■ Input records:
=-=-=
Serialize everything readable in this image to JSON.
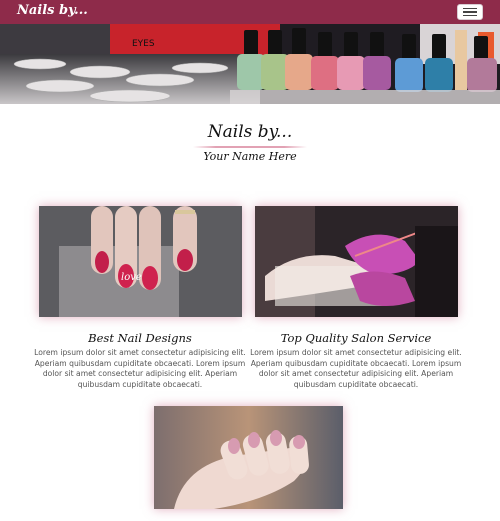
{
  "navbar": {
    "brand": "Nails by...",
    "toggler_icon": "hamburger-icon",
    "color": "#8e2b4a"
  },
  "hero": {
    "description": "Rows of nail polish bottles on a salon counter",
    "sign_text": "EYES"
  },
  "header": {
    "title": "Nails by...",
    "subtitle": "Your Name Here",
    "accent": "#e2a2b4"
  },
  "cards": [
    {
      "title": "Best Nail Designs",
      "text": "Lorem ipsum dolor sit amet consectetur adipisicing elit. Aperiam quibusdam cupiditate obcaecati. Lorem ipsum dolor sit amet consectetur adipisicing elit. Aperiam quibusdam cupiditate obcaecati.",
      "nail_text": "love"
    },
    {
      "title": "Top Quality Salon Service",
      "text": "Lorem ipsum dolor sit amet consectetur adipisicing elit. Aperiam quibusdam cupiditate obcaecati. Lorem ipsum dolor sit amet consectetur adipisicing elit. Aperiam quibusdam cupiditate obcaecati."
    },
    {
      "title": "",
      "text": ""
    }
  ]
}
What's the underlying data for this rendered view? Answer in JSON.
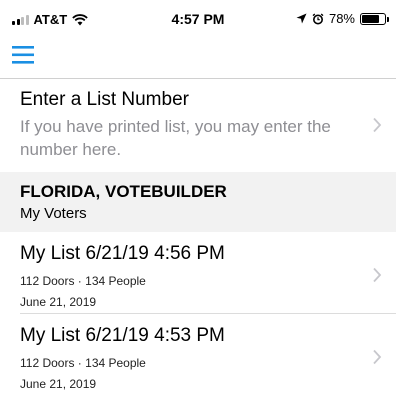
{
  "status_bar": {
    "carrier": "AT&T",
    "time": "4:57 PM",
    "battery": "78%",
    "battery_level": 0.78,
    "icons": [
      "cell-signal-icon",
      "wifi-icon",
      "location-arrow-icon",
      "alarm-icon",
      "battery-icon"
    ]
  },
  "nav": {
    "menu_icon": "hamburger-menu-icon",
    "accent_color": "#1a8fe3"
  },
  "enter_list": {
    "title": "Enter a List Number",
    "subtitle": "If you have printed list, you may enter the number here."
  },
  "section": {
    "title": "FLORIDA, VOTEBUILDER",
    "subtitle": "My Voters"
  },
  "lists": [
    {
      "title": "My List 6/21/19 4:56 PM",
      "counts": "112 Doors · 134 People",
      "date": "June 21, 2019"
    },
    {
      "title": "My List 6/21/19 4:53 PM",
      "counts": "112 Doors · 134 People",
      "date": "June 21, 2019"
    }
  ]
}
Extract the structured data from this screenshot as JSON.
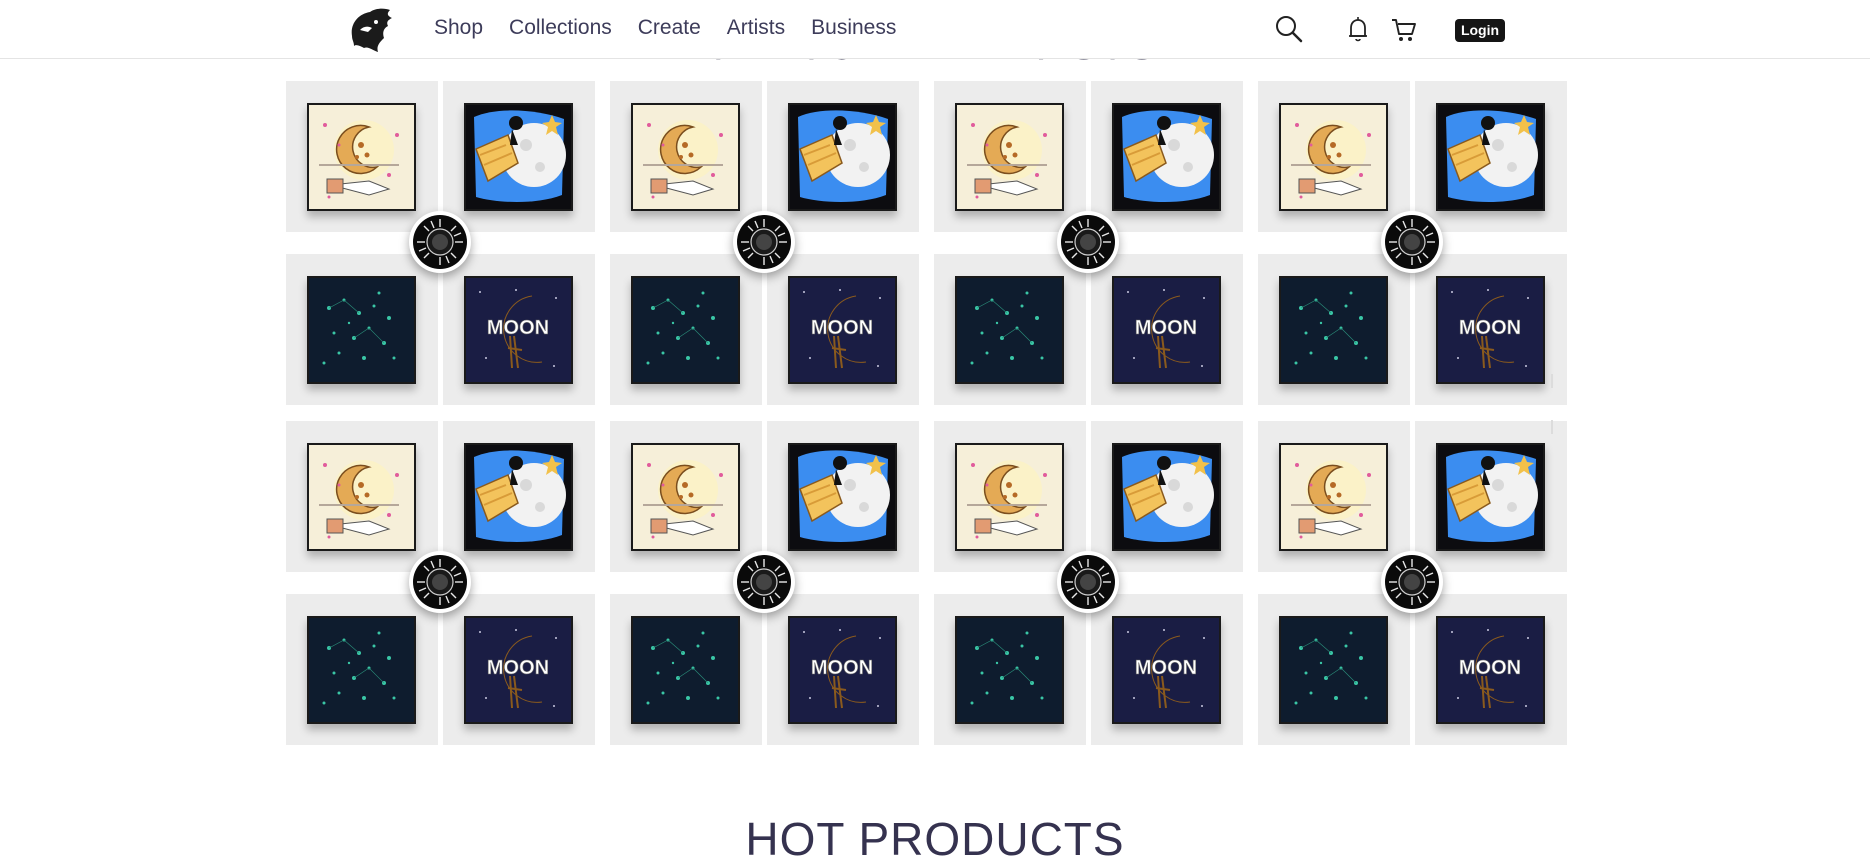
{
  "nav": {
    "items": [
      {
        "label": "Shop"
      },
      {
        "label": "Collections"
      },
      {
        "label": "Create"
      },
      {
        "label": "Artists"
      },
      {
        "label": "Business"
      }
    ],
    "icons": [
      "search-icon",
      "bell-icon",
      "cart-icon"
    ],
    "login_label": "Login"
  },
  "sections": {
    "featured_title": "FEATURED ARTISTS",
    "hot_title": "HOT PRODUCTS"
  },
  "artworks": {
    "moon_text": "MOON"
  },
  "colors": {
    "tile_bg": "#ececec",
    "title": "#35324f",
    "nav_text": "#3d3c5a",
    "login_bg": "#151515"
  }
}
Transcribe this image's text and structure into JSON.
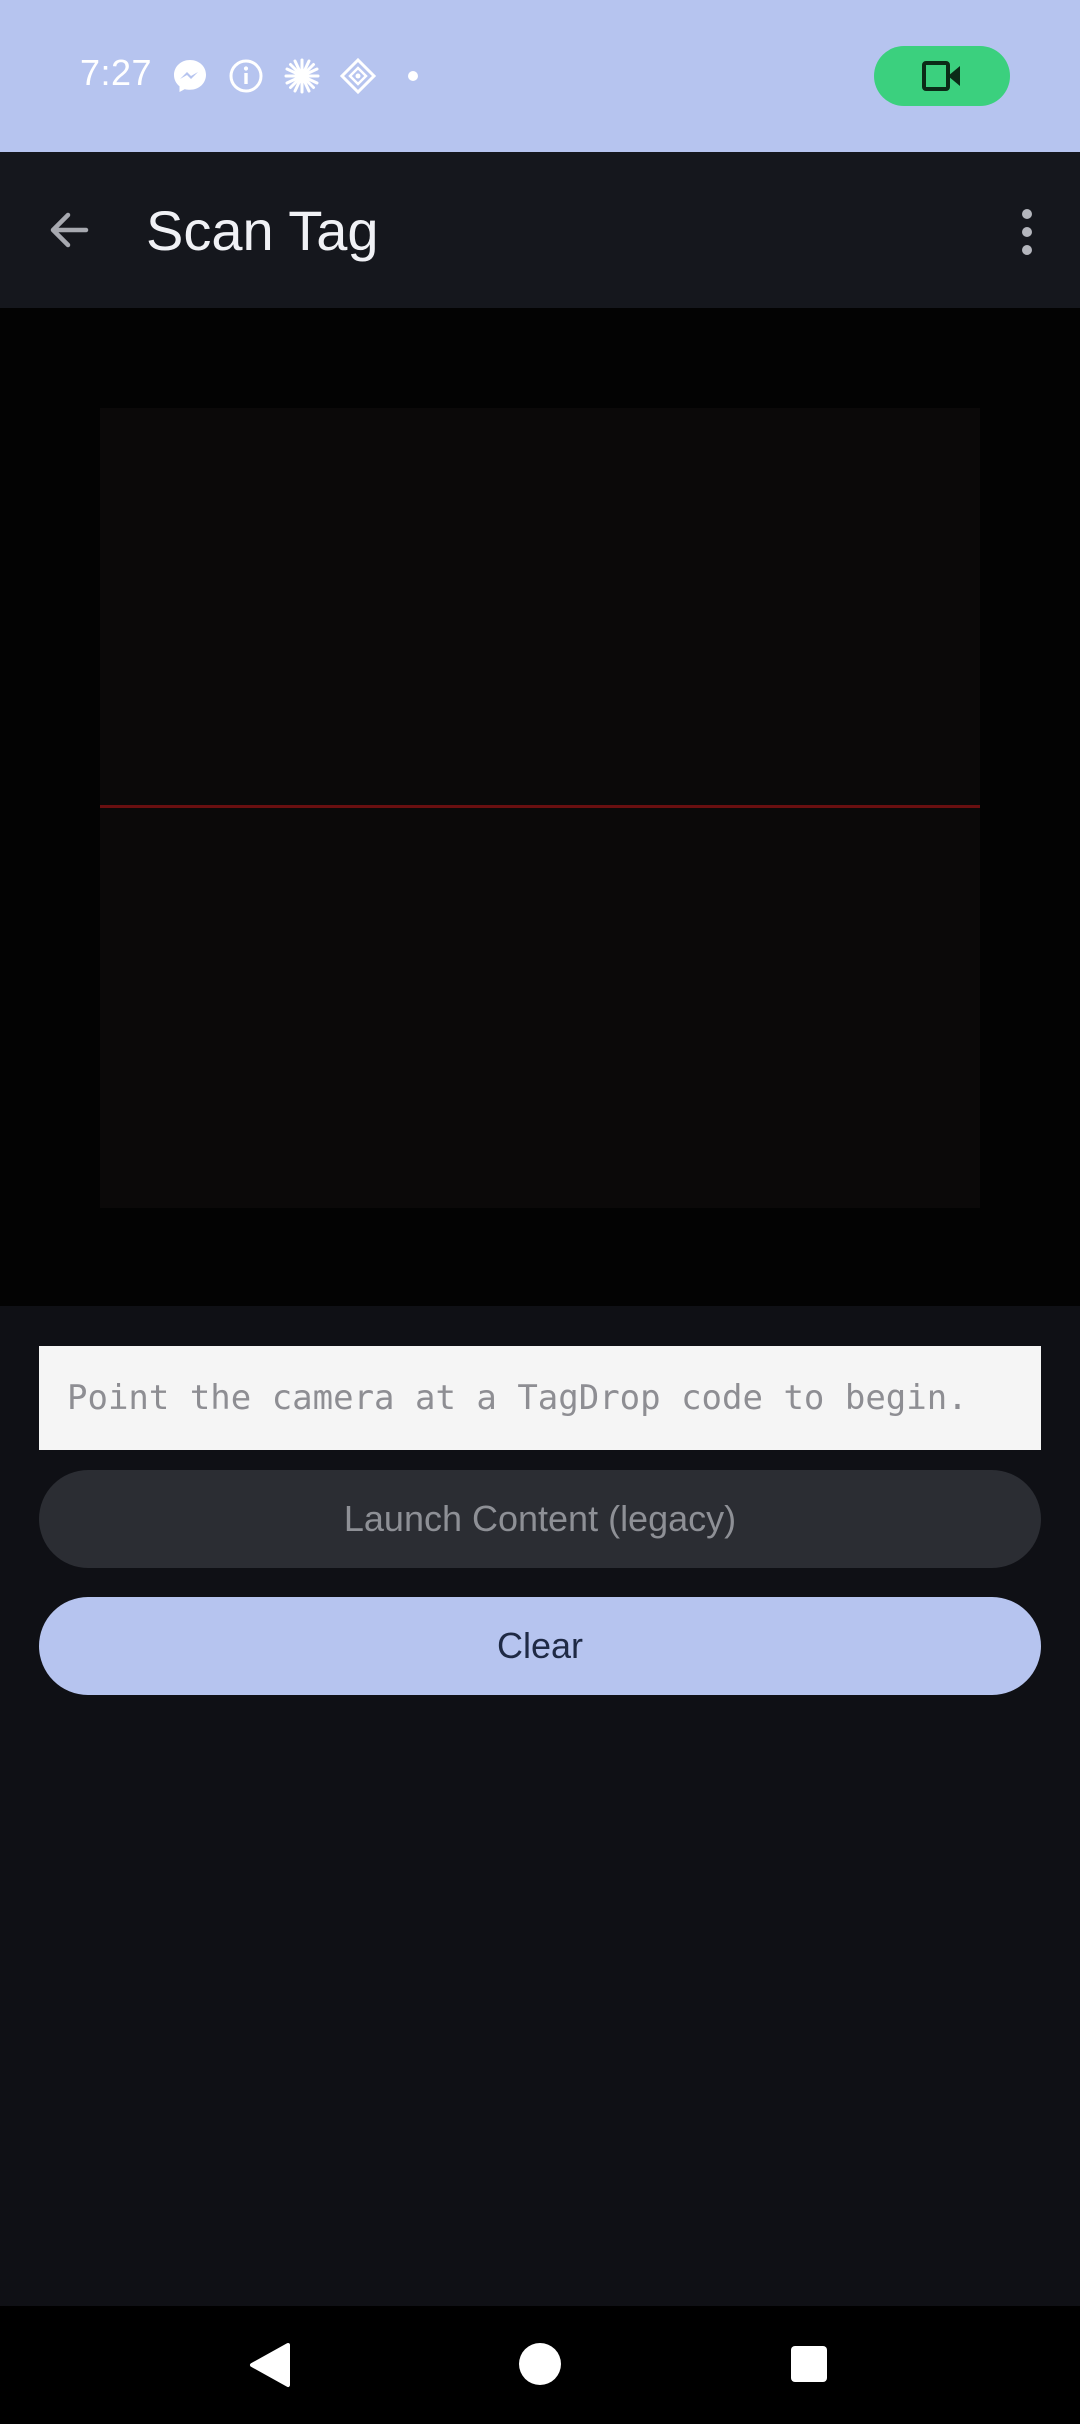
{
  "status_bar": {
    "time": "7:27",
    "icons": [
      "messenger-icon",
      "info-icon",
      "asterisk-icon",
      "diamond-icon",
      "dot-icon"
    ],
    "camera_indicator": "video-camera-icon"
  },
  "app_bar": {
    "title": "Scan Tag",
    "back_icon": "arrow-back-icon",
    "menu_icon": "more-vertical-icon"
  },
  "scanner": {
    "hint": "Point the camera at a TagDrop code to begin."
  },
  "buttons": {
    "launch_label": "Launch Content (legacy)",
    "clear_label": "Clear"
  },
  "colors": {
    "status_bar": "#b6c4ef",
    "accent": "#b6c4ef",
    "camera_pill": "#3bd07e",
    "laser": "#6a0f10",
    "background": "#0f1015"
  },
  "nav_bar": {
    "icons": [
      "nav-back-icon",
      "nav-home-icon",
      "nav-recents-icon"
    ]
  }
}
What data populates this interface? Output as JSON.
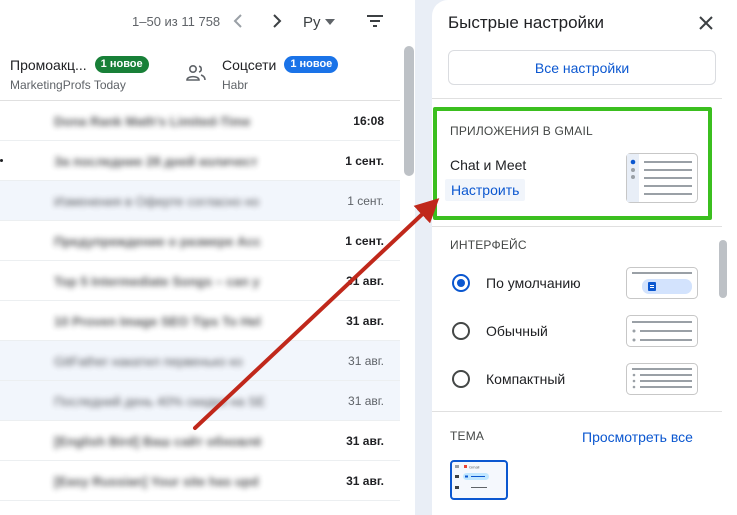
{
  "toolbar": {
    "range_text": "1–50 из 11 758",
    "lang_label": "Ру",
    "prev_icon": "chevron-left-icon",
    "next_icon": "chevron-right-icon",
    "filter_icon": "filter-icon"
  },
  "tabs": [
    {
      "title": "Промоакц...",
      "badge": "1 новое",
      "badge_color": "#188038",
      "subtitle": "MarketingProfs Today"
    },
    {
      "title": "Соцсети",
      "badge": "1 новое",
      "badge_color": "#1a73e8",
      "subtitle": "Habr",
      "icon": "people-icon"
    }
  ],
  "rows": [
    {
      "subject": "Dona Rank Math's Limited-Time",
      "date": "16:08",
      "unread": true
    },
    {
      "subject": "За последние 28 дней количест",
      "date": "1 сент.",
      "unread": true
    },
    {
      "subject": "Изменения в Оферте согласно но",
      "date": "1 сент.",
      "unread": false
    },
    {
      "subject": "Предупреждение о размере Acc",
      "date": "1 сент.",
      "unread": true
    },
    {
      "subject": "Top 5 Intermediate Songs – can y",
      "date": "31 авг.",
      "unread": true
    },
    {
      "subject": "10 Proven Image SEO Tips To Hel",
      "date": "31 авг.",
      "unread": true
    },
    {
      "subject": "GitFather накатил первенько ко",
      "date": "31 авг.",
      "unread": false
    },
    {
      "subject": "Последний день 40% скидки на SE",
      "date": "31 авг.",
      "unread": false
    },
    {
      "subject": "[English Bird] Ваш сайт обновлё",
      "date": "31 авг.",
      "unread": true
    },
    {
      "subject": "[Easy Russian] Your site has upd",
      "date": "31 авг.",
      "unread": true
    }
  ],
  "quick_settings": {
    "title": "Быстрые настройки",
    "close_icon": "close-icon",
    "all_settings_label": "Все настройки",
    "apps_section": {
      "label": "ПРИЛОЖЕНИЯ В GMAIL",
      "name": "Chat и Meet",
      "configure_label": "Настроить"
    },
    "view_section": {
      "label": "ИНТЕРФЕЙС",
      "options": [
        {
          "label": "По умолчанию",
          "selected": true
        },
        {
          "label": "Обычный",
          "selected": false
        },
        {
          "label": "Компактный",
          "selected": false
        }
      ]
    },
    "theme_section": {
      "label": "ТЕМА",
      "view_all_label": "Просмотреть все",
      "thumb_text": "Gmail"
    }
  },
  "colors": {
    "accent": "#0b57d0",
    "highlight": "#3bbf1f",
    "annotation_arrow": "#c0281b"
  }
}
=-=-=
■ Given request:
Collect each line containing the string "Your".

■ Reply:
    "subtitle": "Your Name Here",
      "subject": "[Easy Russian] Your site has upd",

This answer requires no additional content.